→ **Figure record listings**

((

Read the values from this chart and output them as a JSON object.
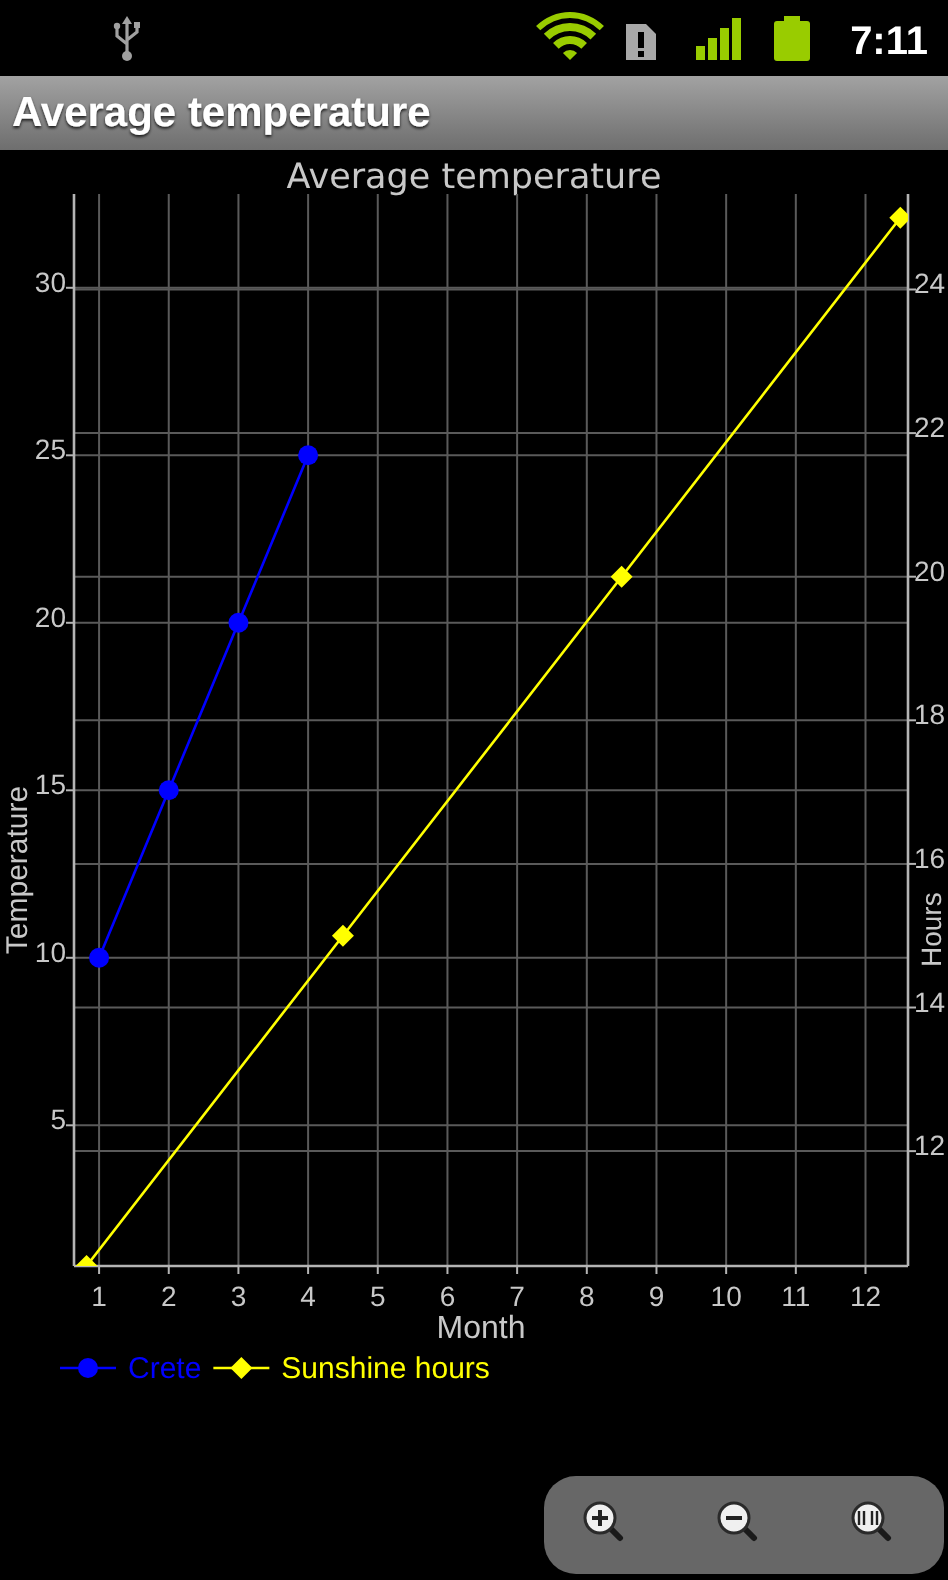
{
  "chart_data": {
    "type": "line",
    "title": "Average temperature",
    "xlabel": "Month",
    "ylabel": "Temperature",
    "y2label": "Hours",
    "annotations": [
      "7:11"
    ],
    "xlim": [
      0.64,
      12.61
    ],
    "xticks": [
      1,
      2,
      3,
      4,
      5,
      6,
      7,
      8,
      9,
      10,
      11,
      12
    ],
    "ylim": [
      0.8,
      32.8
    ],
    "yticks": [
      5,
      10,
      15,
      20,
      25,
      30
    ],
    "y2lim": [
      10.4,
      25.33
    ],
    "y2ticks": [
      12,
      14,
      16,
      18,
      20,
      22,
      24
    ],
    "grid": true,
    "legend": "bottom",
    "line_style": "solid",
    "series": [
      {
        "name": "Crete",
        "color": "#0000ff",
        "marker": "circle",
        "x": [
          1,
          2,
          3,
          4
        ],
        "values": [
          10,
          15,
          20,
          25
        ]
      },
      {
        "name": "Sunshine hours",
        "color": "#ffff00",
        "marker": "diamond",
        "axis": "y2",
        "x": [
          0.82,
          4.5,
          8.5,
          12.5
        ],
        "values": [
          10.4,
          15,
          20,
          25
        ]
      }
    ]
  }
}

))

→ **TO BE DONE**
Using the data above, print every line exactly, omitting pictures.

→ **COMPLETE OUTPUT**
Read the values from this chart and output them as a JSON object.
{
  "chart_data": {
    "type": "line",
    "title": "Average temperature",
    "xlabel": "Month",
    "ylabel": "Temperature",
    "y2label": "Hours",
    "annotations": [
      "7:11"
    ],
    "xlim": [
      0.64,
      12.61
    ],
    "xticks": [
      1,
      2,
      3,
      4,
      5,
      6,
      7,
      8,
      9,
      10,
      11,
      12
    ],
    "ylim": [
      0.8,
      32.8
    ],
    "yticks": [
      5,
      10,
      15,
      20,
      25,
      30
    ],
    "y2lim": [
      10.4,
      25.33
    ],
    "y2ticks": [
      12,
      14,
      16,
      18,
      20,
      22,
      24
    ],
    "grid": true,
    "legend": "bottom",
    "line_style": "solid",
    "series": [
      {
        "name": "Crete",
        "color": "#0000ff",
        "marker": "circle",
        "x": [
          1,
          2,
          3,
          4
        ],
        "values": [
          10,
          15,
          20,
          25
        ]
      },
      {
        "name": "Sunshine hours",
        "color": "#ffff00",
        "marker": "diamond",
        "axis": "y2",
        "x": [
          0.82,
          4.5,
          8.5,
          12.5
        ],
        "values": [
          10.4,
          15,
          20,
          25
        ]
      }
    ]
  }
}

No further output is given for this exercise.